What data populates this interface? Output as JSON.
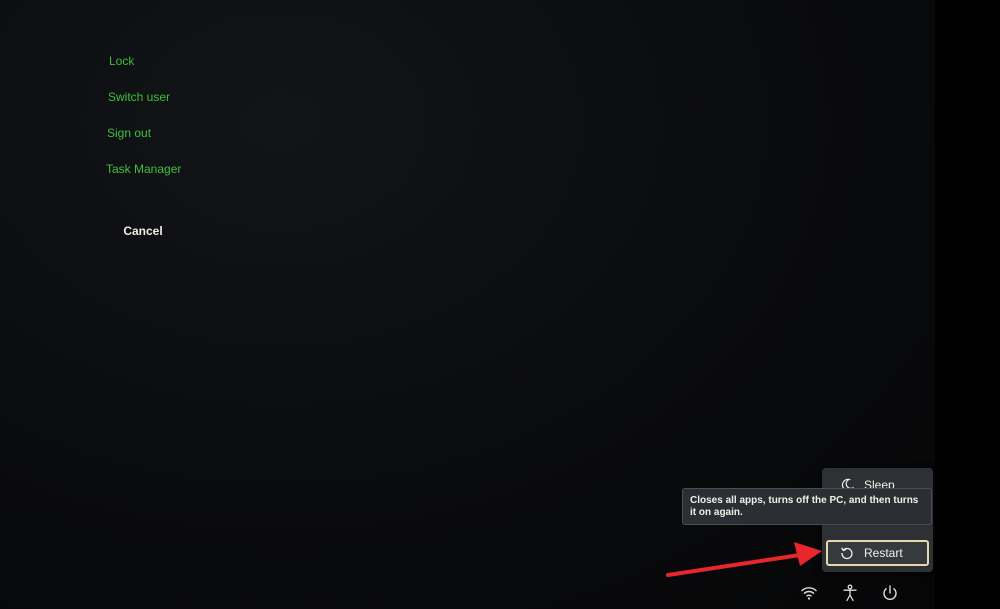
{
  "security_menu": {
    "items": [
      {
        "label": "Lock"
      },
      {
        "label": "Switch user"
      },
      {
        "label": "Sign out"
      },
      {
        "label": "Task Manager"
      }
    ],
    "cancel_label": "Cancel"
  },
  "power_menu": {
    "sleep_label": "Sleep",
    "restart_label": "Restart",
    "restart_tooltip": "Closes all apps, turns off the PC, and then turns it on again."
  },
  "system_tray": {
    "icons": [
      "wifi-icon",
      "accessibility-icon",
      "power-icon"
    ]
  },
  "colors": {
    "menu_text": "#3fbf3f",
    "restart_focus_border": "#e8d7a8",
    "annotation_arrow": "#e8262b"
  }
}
==================================================
**OBJECTIVE:** Return the entries unchanged, save for the pictures, which do not belong in the copy.

**WRITTEN SOLUTION:**
What data populates this interface? Output as JSON.
{
  "security_menu": {
    "items": [
      {
        "label": "Lock"
      },
      {
        "label": "Switch user"
      },
      {
        "label": "Sign out"
      },
      {
        "label": "Task Manager"
      }
    ],
    "cancel_label": "Cancel"
  },
  "power_menu": {
    "sleep_label": "Sleep",
    "restart_label": "Restart",
    "restart_tooltip": "Closes all apps, turns off the PC, and then turns it on again."
  },
  "system_tray": {
    "icons": [
      "wifi-icon",
      "accessibility-icon",
      "power-icon"
    ]
  },
  "colors": {
    "menu_text": "#3fbf3f",
    "restart_focus_border": "#e8d7a8",
    "annotation_arrow": "#e8262b"
  }
}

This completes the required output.